*** INPUT RECORDS

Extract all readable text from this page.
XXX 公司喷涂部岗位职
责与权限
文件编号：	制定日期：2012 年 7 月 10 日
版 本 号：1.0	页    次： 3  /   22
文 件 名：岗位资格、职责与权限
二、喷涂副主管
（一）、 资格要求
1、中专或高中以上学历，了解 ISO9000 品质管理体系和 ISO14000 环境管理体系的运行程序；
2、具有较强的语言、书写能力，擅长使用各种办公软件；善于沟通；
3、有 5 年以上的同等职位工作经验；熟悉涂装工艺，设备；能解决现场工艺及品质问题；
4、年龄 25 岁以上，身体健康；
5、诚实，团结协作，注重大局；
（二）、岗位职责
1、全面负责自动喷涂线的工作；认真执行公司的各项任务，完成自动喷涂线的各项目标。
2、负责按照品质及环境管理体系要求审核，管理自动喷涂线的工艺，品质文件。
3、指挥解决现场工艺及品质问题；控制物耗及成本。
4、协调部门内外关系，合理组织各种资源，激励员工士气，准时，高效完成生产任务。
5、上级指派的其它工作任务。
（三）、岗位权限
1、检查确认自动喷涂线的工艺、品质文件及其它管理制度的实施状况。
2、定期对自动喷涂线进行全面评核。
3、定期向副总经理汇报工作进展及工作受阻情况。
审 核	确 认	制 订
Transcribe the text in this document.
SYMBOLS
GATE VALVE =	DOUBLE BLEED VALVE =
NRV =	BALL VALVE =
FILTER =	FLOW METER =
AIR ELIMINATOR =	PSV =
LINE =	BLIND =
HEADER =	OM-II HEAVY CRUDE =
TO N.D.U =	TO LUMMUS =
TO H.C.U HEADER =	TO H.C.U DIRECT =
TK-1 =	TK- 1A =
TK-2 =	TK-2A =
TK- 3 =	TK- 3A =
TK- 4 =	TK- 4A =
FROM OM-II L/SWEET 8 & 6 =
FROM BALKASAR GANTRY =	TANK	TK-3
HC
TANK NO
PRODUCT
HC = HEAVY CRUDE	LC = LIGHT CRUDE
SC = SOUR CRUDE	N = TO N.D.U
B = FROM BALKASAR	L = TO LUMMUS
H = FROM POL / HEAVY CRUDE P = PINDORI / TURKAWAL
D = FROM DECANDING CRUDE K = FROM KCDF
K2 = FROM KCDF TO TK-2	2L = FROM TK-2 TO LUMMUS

******

• **STATED EXERCISE**
Pull out all lines in the data above that include "HEAVY".

• **RESPONSE TO THIS TASK**
HEADER =	OM-II HEAVY CRUDE =
HC = HEAVY CRUDE	LC = LIGHT CRUDE
H = FROM POL / HEAVY CRUDE P = PINDORI / TURKAWAL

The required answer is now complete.